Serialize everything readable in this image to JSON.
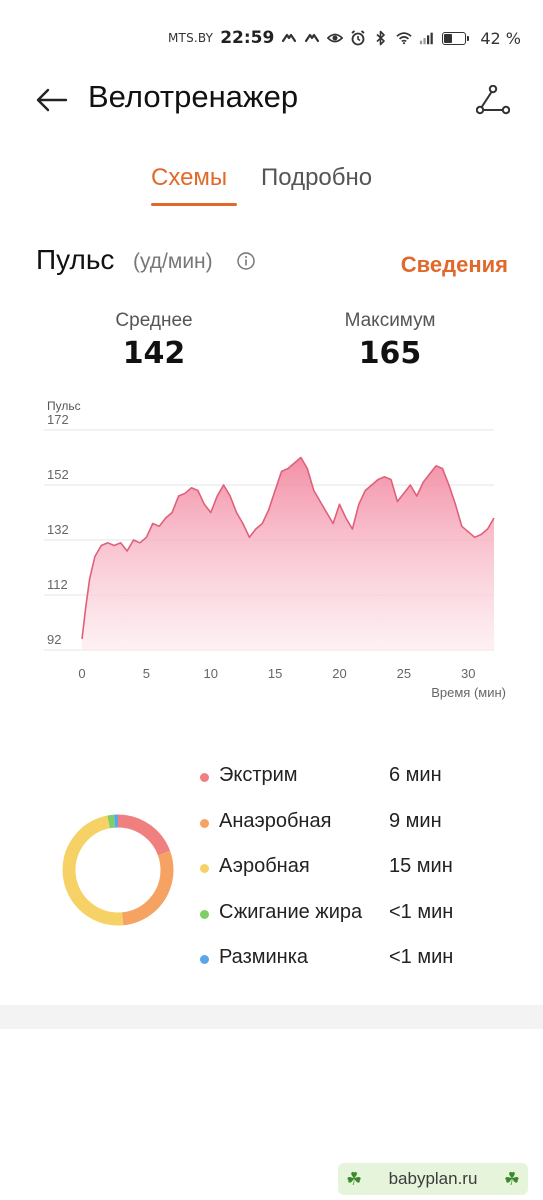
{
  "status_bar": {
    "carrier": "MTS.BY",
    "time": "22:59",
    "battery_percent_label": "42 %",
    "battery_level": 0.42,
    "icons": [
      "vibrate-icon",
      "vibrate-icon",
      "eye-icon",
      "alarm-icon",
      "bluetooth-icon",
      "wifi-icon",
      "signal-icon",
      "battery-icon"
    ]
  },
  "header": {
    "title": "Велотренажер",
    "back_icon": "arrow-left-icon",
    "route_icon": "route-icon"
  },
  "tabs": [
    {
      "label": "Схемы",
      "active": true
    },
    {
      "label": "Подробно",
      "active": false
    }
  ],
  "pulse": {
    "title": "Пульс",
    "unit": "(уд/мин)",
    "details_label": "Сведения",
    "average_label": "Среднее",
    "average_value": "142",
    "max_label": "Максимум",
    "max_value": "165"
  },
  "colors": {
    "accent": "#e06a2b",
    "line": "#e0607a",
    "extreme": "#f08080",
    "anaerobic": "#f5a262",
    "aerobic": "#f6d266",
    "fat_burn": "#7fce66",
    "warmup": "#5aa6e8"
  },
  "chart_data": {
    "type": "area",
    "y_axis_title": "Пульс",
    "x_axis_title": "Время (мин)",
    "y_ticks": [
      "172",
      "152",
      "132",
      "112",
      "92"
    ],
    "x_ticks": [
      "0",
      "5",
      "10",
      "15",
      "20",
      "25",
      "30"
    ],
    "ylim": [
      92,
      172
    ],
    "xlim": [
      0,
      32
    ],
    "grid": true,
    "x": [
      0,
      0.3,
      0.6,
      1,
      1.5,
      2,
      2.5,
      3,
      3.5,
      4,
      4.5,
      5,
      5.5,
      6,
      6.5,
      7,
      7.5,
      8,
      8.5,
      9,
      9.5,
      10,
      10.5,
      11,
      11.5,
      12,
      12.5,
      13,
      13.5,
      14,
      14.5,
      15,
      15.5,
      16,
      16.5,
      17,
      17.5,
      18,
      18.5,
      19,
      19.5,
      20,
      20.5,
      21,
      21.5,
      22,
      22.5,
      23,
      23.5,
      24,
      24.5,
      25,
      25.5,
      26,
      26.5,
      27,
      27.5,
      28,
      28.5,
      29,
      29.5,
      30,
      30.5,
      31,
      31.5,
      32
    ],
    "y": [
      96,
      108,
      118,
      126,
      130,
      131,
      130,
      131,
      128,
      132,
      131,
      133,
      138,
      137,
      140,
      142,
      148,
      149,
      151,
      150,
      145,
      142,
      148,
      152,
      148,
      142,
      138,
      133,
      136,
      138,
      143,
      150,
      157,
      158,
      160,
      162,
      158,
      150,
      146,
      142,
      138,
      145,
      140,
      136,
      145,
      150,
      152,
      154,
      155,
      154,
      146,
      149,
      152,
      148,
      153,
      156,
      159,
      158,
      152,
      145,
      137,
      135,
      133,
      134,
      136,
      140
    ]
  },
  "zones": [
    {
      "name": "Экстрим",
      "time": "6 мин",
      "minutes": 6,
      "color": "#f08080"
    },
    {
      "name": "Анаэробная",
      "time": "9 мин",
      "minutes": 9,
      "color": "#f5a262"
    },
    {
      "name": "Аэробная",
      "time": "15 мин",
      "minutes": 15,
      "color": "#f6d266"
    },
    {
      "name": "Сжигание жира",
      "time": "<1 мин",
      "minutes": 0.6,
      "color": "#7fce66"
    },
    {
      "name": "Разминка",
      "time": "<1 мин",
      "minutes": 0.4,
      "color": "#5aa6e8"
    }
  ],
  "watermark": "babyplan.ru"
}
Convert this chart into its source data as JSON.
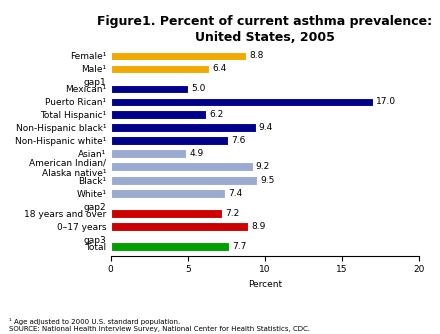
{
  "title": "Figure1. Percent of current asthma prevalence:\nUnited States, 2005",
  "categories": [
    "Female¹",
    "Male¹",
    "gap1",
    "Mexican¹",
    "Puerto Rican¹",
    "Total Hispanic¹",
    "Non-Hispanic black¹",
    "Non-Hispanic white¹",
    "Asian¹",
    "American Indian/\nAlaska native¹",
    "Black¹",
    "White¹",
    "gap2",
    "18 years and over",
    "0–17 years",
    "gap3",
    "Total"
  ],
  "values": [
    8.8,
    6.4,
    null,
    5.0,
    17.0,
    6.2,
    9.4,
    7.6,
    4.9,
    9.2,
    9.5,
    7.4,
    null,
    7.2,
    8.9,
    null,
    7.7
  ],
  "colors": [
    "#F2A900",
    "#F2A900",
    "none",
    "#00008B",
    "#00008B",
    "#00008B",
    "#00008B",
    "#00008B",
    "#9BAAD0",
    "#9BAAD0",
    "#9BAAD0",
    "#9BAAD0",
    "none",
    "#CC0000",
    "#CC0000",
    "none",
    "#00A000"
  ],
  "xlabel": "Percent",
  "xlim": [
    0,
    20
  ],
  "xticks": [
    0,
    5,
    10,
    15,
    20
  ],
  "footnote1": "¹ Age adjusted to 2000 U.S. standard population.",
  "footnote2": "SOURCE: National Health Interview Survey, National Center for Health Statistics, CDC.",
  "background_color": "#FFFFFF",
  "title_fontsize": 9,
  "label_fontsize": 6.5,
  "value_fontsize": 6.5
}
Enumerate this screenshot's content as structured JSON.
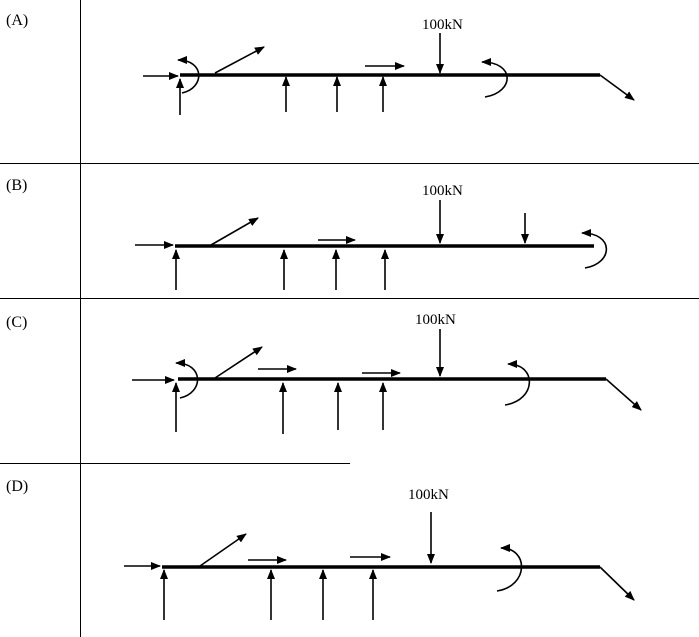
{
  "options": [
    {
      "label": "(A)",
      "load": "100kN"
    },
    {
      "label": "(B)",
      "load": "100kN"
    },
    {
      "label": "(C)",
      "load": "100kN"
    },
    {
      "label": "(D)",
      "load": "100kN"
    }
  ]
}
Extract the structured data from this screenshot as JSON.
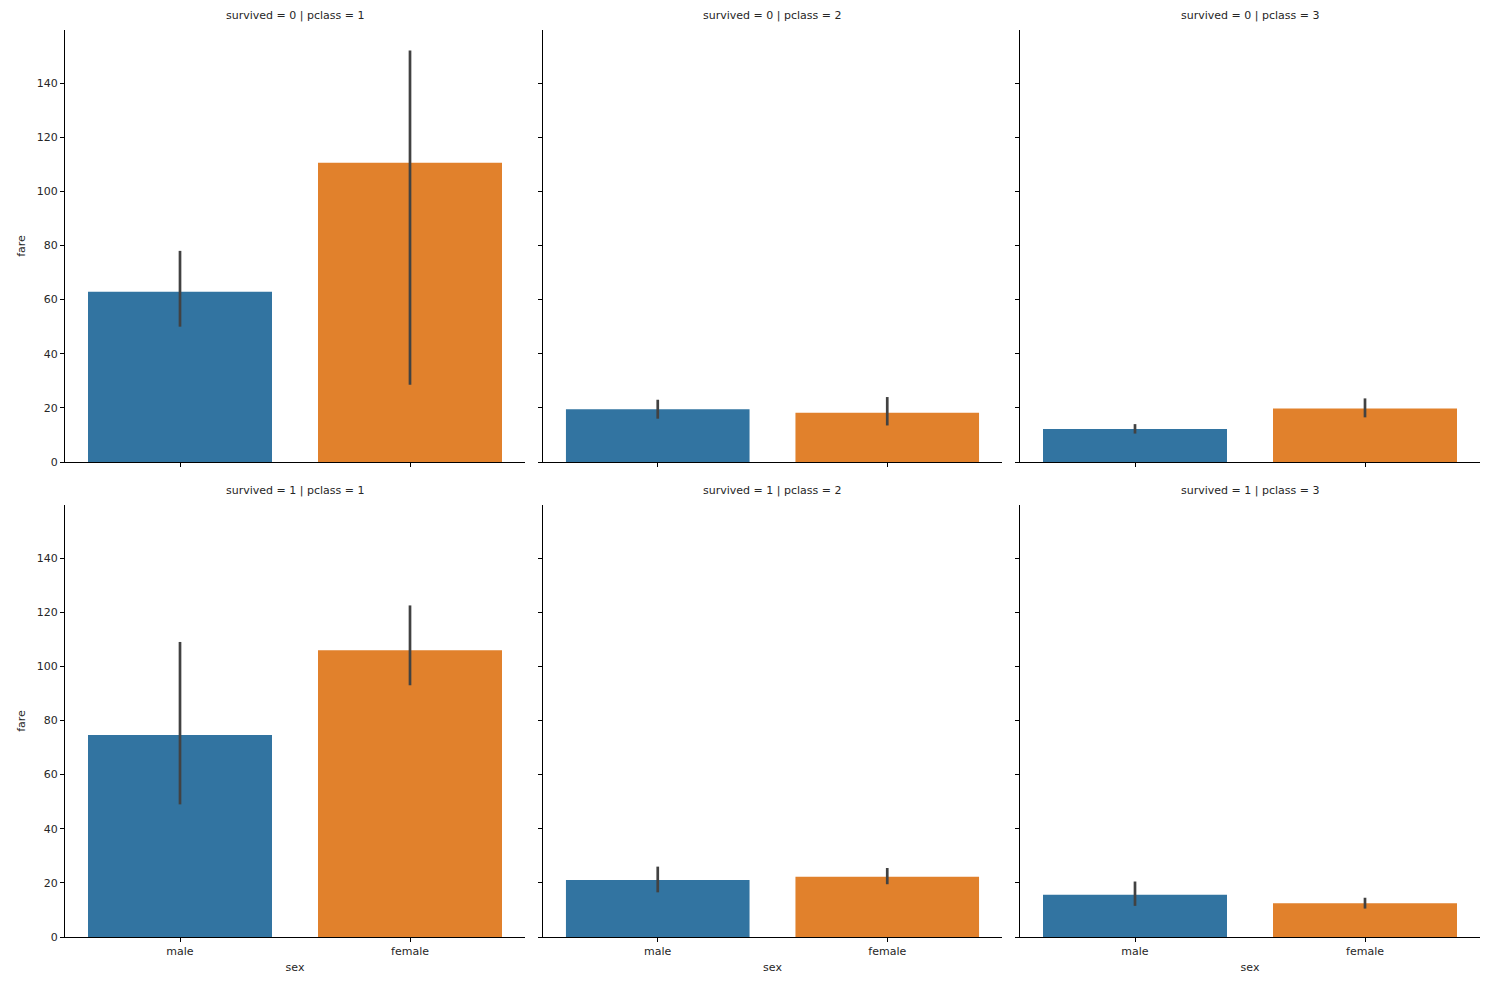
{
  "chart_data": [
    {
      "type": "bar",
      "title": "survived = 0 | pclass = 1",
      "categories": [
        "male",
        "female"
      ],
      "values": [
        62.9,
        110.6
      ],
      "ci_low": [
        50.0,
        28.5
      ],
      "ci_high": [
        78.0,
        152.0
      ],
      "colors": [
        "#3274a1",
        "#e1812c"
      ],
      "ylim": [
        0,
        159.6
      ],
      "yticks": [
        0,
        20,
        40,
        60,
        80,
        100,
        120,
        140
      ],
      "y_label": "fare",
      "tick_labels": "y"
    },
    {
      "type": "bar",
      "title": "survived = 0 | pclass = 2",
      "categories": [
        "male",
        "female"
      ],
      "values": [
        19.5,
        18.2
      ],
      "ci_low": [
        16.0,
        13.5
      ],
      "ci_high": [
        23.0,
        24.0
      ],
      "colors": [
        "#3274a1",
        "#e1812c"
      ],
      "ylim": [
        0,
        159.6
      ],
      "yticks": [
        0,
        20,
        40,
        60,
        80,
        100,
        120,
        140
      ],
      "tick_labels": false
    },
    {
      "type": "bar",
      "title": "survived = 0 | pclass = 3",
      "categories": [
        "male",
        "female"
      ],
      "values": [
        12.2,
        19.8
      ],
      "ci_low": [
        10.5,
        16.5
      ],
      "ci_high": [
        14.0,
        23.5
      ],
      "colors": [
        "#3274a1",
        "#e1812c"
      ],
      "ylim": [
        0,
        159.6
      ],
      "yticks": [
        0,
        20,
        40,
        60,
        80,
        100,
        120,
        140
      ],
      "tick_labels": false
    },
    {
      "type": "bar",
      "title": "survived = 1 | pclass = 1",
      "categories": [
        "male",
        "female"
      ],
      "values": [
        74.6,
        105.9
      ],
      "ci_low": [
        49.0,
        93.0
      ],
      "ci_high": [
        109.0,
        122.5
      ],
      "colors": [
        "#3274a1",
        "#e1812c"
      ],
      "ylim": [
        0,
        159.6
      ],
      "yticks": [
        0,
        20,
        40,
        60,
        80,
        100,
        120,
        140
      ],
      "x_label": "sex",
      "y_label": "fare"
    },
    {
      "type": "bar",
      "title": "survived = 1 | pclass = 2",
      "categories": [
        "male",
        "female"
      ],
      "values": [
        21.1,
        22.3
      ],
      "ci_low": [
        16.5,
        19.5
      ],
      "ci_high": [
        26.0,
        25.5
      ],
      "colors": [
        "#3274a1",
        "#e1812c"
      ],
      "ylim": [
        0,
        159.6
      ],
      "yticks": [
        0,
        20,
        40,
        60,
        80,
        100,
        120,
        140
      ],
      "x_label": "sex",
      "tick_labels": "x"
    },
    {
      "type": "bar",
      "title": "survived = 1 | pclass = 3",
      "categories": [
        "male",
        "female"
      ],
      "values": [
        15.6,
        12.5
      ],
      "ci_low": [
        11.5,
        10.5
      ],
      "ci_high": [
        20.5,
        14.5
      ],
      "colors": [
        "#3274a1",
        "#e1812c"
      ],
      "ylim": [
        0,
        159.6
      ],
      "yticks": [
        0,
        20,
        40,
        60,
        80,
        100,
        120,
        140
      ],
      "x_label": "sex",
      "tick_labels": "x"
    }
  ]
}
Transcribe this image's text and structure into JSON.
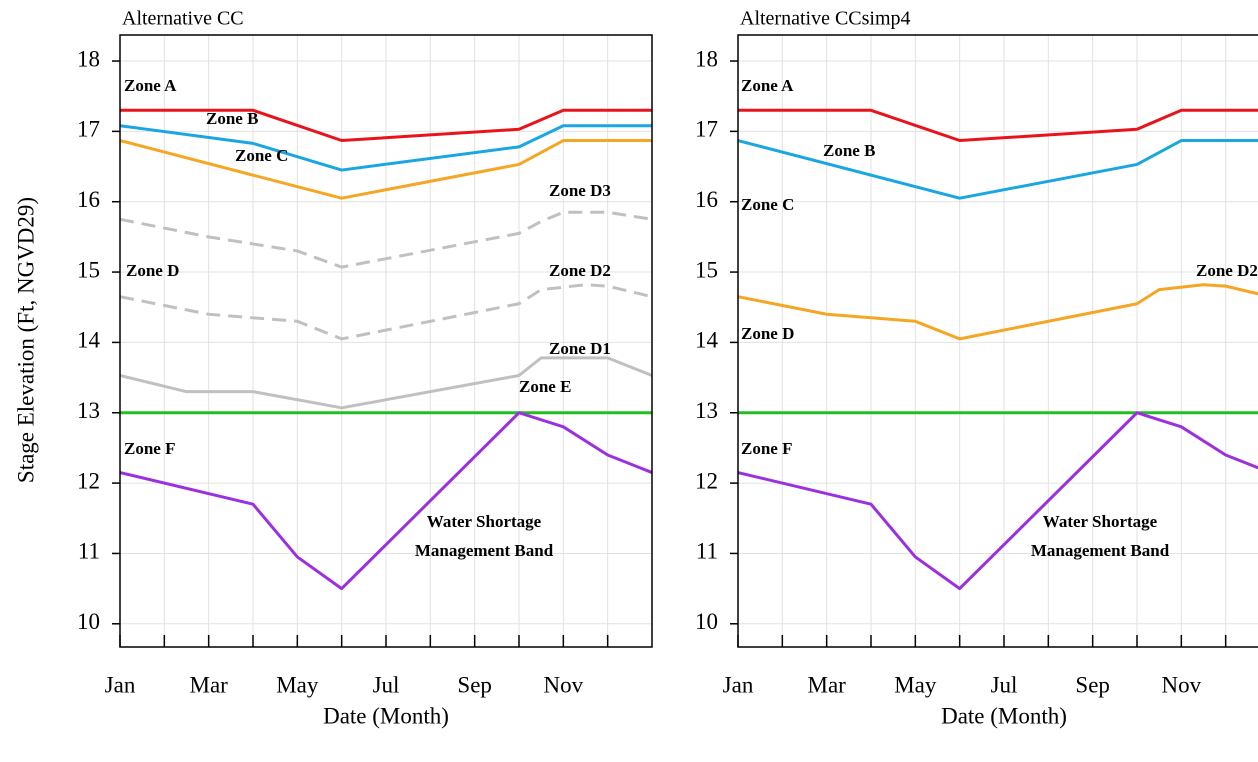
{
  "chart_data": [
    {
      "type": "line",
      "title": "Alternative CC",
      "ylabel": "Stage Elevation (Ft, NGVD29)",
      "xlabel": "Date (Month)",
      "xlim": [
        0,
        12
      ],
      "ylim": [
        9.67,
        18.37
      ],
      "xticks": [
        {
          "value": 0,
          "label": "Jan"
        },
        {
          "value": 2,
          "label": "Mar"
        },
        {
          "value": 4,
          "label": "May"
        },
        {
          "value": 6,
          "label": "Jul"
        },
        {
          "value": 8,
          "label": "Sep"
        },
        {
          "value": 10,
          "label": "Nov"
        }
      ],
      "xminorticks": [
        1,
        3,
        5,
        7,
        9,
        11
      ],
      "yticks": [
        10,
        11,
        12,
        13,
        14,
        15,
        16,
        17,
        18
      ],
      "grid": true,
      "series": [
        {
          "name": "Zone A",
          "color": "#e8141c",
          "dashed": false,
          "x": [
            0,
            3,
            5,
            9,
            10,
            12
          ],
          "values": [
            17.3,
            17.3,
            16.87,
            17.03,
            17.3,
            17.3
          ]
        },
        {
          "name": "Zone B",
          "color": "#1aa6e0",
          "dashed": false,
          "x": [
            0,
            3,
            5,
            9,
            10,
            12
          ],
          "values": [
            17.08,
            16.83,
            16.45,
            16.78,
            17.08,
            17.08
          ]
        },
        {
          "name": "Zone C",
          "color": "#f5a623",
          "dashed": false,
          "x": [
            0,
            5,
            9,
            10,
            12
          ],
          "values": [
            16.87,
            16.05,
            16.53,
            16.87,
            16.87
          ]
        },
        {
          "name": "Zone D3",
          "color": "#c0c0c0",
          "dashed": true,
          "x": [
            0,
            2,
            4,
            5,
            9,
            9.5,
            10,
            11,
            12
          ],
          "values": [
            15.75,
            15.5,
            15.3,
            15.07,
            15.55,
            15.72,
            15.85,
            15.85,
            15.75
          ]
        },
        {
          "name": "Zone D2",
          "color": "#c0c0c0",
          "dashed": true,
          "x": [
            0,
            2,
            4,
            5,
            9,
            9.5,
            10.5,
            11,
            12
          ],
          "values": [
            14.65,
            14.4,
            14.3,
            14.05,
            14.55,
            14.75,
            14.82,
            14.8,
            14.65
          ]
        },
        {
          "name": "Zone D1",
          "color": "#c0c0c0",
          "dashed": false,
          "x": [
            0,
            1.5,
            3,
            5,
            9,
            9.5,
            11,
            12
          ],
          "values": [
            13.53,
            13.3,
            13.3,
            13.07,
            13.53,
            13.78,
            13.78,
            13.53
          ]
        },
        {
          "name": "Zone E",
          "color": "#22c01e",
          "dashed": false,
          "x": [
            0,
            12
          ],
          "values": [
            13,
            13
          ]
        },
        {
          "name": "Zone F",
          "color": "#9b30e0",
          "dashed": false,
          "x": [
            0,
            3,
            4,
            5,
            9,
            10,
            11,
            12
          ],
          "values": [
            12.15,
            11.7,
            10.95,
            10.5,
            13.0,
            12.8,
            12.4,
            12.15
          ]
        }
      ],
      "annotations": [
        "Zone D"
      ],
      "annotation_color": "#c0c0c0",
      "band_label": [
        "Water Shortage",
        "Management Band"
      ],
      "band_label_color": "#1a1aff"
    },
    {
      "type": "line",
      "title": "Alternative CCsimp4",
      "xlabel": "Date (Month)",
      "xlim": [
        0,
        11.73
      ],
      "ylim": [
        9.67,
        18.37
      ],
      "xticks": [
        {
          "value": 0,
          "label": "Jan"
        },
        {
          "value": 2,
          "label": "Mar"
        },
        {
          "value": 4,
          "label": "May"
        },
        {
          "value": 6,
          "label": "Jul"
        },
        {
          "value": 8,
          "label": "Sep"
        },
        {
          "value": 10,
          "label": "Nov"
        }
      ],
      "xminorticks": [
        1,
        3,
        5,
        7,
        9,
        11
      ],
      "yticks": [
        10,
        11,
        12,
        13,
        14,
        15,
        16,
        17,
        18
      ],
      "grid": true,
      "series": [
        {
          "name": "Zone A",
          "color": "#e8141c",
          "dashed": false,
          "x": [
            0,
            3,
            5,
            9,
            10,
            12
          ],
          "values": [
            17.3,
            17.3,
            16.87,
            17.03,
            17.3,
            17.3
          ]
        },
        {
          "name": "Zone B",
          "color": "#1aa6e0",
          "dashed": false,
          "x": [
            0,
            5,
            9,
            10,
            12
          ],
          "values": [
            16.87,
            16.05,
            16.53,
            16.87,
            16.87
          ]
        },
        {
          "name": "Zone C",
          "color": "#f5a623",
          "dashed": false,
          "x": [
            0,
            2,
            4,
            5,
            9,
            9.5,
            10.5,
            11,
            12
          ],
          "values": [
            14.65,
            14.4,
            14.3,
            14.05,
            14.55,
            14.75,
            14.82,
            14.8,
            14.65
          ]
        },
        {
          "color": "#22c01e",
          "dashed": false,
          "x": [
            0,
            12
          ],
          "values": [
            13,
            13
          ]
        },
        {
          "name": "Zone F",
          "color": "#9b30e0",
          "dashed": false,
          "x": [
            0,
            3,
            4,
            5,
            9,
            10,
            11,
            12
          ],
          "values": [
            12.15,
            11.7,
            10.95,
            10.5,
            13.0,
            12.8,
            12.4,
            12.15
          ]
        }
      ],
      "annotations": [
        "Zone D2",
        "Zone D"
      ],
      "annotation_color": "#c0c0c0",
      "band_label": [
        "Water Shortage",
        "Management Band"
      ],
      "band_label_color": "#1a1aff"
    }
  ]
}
--
• **Task to carry out**: Each line that holds the string "survived" counts once; give the total and nothing else.

• **Solution for this task**: 6